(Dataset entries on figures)
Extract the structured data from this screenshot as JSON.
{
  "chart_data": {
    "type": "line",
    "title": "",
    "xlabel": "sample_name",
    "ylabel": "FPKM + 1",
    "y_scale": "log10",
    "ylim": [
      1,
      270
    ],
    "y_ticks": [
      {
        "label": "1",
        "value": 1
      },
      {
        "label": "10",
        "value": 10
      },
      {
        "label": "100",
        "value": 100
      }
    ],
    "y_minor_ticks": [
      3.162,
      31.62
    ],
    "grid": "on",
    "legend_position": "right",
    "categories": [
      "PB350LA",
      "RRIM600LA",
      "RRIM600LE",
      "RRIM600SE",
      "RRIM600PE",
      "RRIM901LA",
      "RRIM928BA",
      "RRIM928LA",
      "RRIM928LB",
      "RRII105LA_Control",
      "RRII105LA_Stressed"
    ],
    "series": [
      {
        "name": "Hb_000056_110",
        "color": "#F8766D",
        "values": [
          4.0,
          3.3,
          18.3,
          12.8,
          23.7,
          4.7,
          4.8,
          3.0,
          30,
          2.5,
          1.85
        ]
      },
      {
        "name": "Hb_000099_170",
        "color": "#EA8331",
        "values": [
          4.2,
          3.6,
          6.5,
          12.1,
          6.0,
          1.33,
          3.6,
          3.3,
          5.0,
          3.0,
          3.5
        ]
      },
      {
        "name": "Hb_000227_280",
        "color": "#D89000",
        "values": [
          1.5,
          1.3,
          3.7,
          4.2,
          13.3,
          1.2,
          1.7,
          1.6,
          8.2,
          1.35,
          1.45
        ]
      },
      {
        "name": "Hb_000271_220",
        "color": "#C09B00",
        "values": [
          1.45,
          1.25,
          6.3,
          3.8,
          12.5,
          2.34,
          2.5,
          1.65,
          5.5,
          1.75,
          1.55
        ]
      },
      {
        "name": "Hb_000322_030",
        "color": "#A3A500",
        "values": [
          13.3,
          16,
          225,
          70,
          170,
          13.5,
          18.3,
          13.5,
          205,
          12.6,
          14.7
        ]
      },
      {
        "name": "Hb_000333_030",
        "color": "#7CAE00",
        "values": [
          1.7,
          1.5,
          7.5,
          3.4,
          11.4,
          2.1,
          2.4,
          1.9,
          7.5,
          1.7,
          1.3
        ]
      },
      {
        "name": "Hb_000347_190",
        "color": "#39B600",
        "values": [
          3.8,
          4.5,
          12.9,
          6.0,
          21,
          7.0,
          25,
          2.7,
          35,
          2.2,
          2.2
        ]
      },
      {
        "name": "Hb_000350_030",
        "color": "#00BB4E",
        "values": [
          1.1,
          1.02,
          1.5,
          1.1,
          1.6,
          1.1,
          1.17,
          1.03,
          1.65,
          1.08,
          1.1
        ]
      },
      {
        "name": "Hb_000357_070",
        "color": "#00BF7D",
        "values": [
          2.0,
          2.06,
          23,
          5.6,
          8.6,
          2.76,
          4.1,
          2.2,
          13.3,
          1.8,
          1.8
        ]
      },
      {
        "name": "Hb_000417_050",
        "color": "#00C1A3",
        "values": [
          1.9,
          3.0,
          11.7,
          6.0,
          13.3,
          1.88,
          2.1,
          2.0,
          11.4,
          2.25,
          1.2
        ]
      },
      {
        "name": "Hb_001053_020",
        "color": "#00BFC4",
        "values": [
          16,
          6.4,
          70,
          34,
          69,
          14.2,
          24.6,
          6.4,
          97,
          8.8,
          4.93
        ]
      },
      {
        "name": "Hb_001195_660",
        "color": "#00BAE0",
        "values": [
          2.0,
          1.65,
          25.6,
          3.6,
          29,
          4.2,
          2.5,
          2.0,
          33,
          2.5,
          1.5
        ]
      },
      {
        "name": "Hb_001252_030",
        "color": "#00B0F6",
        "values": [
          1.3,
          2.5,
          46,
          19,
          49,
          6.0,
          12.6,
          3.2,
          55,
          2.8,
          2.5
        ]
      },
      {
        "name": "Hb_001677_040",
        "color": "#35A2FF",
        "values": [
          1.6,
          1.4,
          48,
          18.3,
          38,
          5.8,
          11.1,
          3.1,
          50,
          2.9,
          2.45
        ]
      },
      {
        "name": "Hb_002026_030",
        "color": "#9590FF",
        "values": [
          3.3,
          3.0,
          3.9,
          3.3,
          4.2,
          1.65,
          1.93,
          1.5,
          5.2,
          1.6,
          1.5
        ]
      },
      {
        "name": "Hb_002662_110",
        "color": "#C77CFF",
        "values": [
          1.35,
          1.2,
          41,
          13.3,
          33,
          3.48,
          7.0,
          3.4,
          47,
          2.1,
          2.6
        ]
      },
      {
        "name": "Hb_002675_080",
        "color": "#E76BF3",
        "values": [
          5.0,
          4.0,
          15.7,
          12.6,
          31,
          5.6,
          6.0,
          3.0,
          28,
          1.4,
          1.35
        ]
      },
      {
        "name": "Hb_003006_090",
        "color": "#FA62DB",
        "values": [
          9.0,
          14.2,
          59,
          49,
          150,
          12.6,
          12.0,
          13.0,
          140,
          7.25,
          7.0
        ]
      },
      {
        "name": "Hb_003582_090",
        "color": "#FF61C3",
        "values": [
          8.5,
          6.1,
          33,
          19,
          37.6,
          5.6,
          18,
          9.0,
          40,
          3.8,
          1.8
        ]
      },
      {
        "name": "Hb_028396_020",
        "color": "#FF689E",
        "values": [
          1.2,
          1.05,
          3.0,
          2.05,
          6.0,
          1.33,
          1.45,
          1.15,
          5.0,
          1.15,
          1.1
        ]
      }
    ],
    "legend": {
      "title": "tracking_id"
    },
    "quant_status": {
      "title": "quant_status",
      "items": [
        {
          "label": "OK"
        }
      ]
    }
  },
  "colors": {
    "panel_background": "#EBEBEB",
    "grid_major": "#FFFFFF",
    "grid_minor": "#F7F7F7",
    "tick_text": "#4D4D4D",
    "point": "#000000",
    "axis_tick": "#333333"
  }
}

WHAT THE TASK REQUIRES: Repeat the material from above exactly, word for word.

EXERCISE OUTPUT:
Extract the structured data from this screenshot as JSON.
{
  "chart_data": {
    "type": "line",
    "title": "",
    "xlabel": "sample_name",
    "ylabel": "FPKM + 1",
    "y_scale": "log10",
    "ylim": [
      1,
      270
    ],
    "y_ticks": [
      {
        "label": "1",
        "value": 1
      },
      {
        "label": "10",
        "value": 10
      },
      {
        "label": "100",
        "value": 100
      }
    ],
    "y_minor_ticks": [
      3.162,
      31.62
    ],
    "grid": "on",
    "legend_position": "right",
    "categories": [
      "PB350LA",
      "RRIM600LA",
      "RRIM600LE",
      "RRIM600SE",
      "RRIM600PE",
      "RRIM901LA",
      "RRIM928BA",
      "RRIM928LA",
      "RRIM928LB",
      "RRII105LA_Control",
      "RRII105LA_Stressed"
    ],
    "series": [
      {
        "name": "Hb_000056_110",
        "color": "#F8766D",
        "values": [
          4.0,
          3.3,
          18.3,
          12.8,
          23.7,
          4.7,
          4.8,
          3.0,
          30,
          2.5,
          1.85
        ]
      },
      {
        "name": "Hb_000099_170",
        "color": "#EA8331",
        "values": [
          4.2,
          3.6,
          6.5,
          12.1,
          6.0,
          1.33,
          3.6,
          3.3,
          5.0,
          3.0,
          3.5
        ]
      },
      {
        "name": "Hb_000227_280",
        "color": "#D89000",
        "values": [
          1.5,
          1.3,
          3.7,
          4.2,
          13.3,
          1.2,
          1.7,
          1.6,
          8.2,
          1.35,
          1.45
        ]
      },
      {
        "name": "Hb_000271_220",
        "color": "#C09B00",
        "values": [
          1.45,
          1.25,
          6.3,
          3.8,
          12.5,
          2.34,
          2.5,
          1.65,
          5.5,
          1.75,
          1.55
        ]
      },
      {
        "name": "Hb_000322_030",
        "color": "#A3A500",
        "values": [
          13.3,
          16,
          225,
          70,
          170,
          13.5,
          18.3,
          13.5,
          205,
          12.6,
          14.7
        ]
      },
      {
        "name": "Hb_000333_030",
        "color": "#7CAE00",
        "values": [
          1.7,
          1.5,
          7.5,
          3.4,
          11.4,
          2.1,
          2.4,
          1.9,
          7.5,
          1.7,
          1.3
        ]
      },
      {
        "name": "Hb_000347_190",
        "color": "#39B600",
        "values": [
          3.8,
          4.5,
          12.9,
          6.0,
          21,
          7.0,
          25,
          2.7,
          35,
          2.2,
          2.2
        ]
      },
      {
        "name": "Hb_000350_030",
        "color": "#00BB4E",
        "values": [
          1.1,
          1.02,
          1.5,
          1.1,
          1.6,
          1.1,
          1.17,
          1.03,
          1.65,
          1.08,
          1.1
        ]
      },
      {
        "name": "Hb_000357_070",
        "color": "#00BF7D",
        "values": [
          2.0,
          2.06,
          23,
          5.6,
          8.6,
          2.76,
          4.1,
          2.2,
          13.3,
          1.8,
          1.8
        ]
      },
      {
        "name": "Hb_000417_050",
        "color": "#00C1A3",
        "values": [
          1.9,
          3.0,
          11.7,
          6.0,
          13.3,
          1.88,
          2.1,
          2.0,
          11.4,
          2.25,
          1.2
        ]
      },
      {
        "name": "Hb_001053_020",
        "color": "#00BFC4",
        "values": [
          16,
          6.4,
          70,
          34,
          69,
          14.2,
          24.6,
          6.4,
          97,
          8.8,
          4.93
        ]
      },
      {
        "name": "Hb_001195_660",
        "color": "#00BAE0",
        "values": [
          2.0,
          1.65,
          25.6,
          3.6,
          29,
          4.2,
          2.5,
          2.0,
          33,
          2.5,
          1.5
        ]
      },
      {
        "name": "Hb_001252_030",
        "color": "#00B0F6",
        "values": [
          1.3,
          2.5,
          46,
          19,
          49,
          6.0,
          12.6,
          3.2,
          55,
          2.8,
          2.5
        ]
      },
      {
        "name": "Hb_001677_040",
        "color": "#35A2FF",
        "values": [
          1.6,
          1.4,
          48,
          18.3,
          38,
          5.8,
          11.1,
          3.1,
          50,
          2.9,
          2.45
        ]
      },
      {
        "name": "Hb_002026_030",
        "color": "#9590FF",
        "values": [
          3.3,
          3.0,
          3.9,
          3.3,
          4.2,
          1.65,
          1.93,
          1.5,
          5.2,
          1.6,
          1.5
        ]
      },
      {
        "name": "Hb_002662_110",
        "color": "#C77CFF",
        "values": [
          1.35,
          1.2,
          41,
          13.3,
          33,
          3.48,
          7.0,
          3.4,
          47,
          2.1,
          2.6
        ]
      },
      {
        "name": "Hb_002675_080",
        "color": "#E76BF3",
        "values": [
          5.0,
          4.0,
          15.7,
          12.6,
          31,
          5.6,
          6.0,
          3.0,
          28,
          1.4,
          1.35
        ]
      },
      {
        "name": "Hb_003006_090",
        "color": "#FA62DB",
        "values": [
          9.0,
          14.2,
          59,
          49,
          150,
          12.6,
          12.0,
          13.0,
          140,
          7.25,
          7.0
        ]
      },
      {
        "name": "Hb_003582_090",
        "color": "#FF61C3",
        "values": [
          8.5,
          6.1,
          33,
          19,
          37.6,
          5.6,
          18,
          9.0,
          40,
          3.8,
          1.8
        ]
      },
      {
        "name": "Hb_028396_020",
        "color": "#FF689E",
        "values": [
          1.2,
          1.05,
          3.0,
          2.05,
          6.0,
          1.33,
          1.45,
          1.15,
          5.0,
          1.15,
          1.1
        ]
      }
    ],
    "legend": {
      "title": "tracking_id"
    },
    "quant_status": {
      "title": "quant_status",
      "items": [
        {
          "label": "OK"
        }
      ]
    }
  },
  "colors": {
    "panel_background": "#EBEBEB",
    "grid_major": "#FFFFFF",
    "grid_minor": "#F7F7F7",
    "tick_text": "#4D4D4D",
    "point": "#000000",
    "axis_tick": "#333333"
  }
}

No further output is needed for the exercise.